-- Begin EXERCISE DATA --

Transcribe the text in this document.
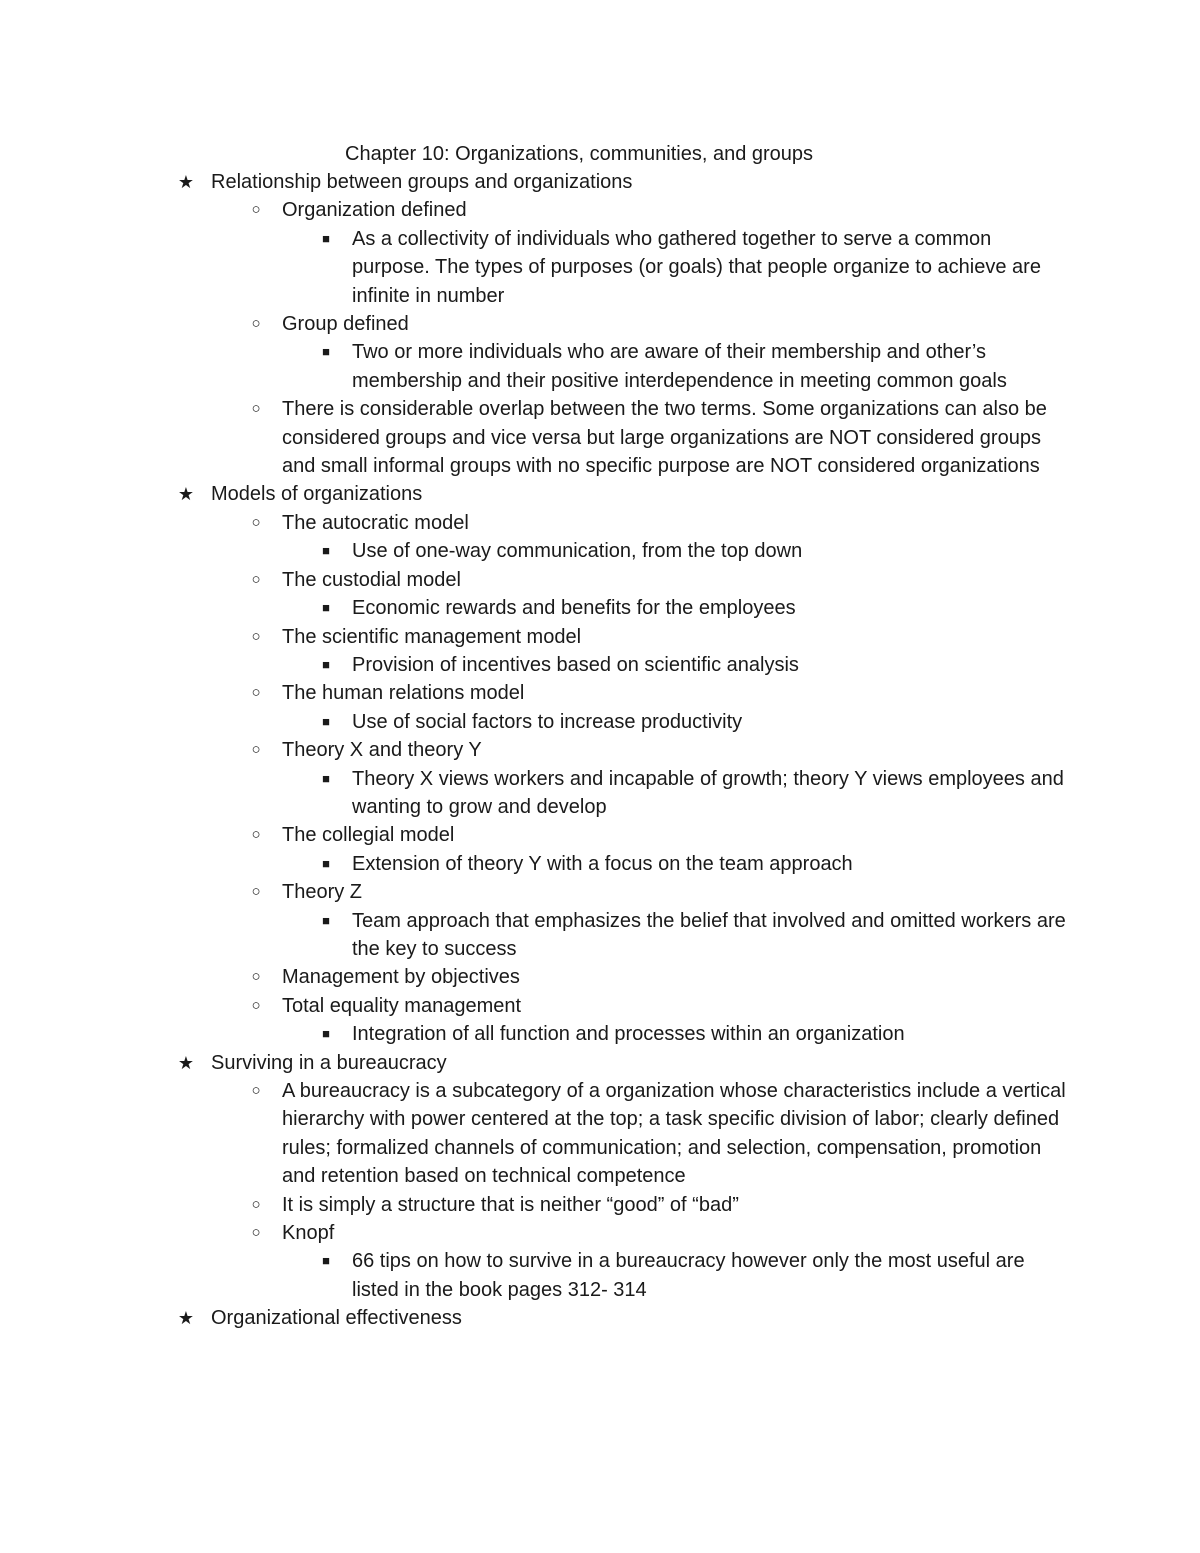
Chapter 10: Organizations, communities, and groups
★ Relationship between groups and organizations
○	Organization defined
■	As a collectivity of individuals who gathered together to serve a common purpose. The types of purposes (or goals) that people organize to achieve are infinite in number
○	Group defined
■	Two or more individuals who are aware of their membership and other’s membership and their positive interdependence in meeting common goals
○	There is considerable overlap between the two terms. Some organizations can also be considered groups and vice versa but large organizations are NOT considered groups and small informal groups with no specific purpose are NOT considered organizations
★ Models of organizations
○	The autocratic model
■	Use of one-way communication, from the top down
○	The custodial model
■	Economic rewards and benefits for the employees
○	The scientific management model
■	Provision of incentives based on scientific analysis
○	The human relations model
■	Use of social factors to increase productivity
○	Theory X and theory Y
■	Theory X views workers and incapable of growth; theory Y views employees and wanting to grow and develop
○	The collegial model
■	Extension of theory Y with a focus on the team approach
○	Theory Z
■	Team approach that emphasizes the belief that involved and omitted workers are the key to success
○	Management by objectives
○	Total equality management
■	Integration of all function and processes within an organization
★ Surviving in a bureaucracy
○	A bureaucracy is a subcategory of a organization whose characteristics include a vertical hierarchy with power centered at the top; a task specific division of labor; clearly defined rules; formalized channels of communication; and selection, compensation, promotion and retention based on technical competence
○	It is simply a structure that is neither “good” of “bad”
○	Knopf
■	66 tips on how to survive in a bureaucracy however only the most useful are listed in the book pages 312- 314
★ Organizational effectiveness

-- End EXERCISE DATA --

## TASK DETAILS
Copy the data word for word. Pictures do not go in the copy.

## EXERCISE RESULT
Transcribe the text in this document.
Chapter 10: Organizations, communities, and groups
★ Relationship between groups and organizations
○	Organization defined
■	As a collectivity of individuals who gathered together to serve a common purpose. The types of purposes (or goals) that people organize to achieve are infinite in number
○	Group defined
■	Two or more individuals who are aware of their membership and other’s membership and their positive interdependence in meeting common goals
○	There is considerable overlap between the two terms. Some organizations can also be considered groups and vice versa but large organizations are NOT considered groups and small informal groups with no specific purpose are NOT considered organizations
★ Models of organizations
○	The autocratic model
■	Use of one-way communication, from the top down
○	The custodial model
■	Economic rewards and benefits for the employees
○	The scientific management model
■	Provision of incentives based on scientific analysis
○	The human relations model
■	Use of social factors to increase productivity
○	Theory X and theory Y
■	Theory X views workers and incapable of growth; theory Y views employees and wanting to grow and develop
○	The collegial model
■	Extension of theory Y with a focus on the team approach
○	Theory Z
■	Team approach that emphasizes the belief that involved and omitted workers are the key to success
○	Management by objectives
○	Total equality management
■	Integration of all function and processes within an organization
★ Surviving in a bureaucracy
○	A bureaucracy is a subcategory of a organization whose characteristics include a vertical hierarchy with power centered at the top; a task specific division of labor; clearly defined rules; formalized channels of communication; and selection, compensation, promotion and retention based on technical competence
○	It is simply a structure that is neither “good” of “bad”
○	Knopf
■	66 tips on how to survive in a bureaucracy however only the most useful are listed in the book pages 312- 314
★ Organizational effectiveness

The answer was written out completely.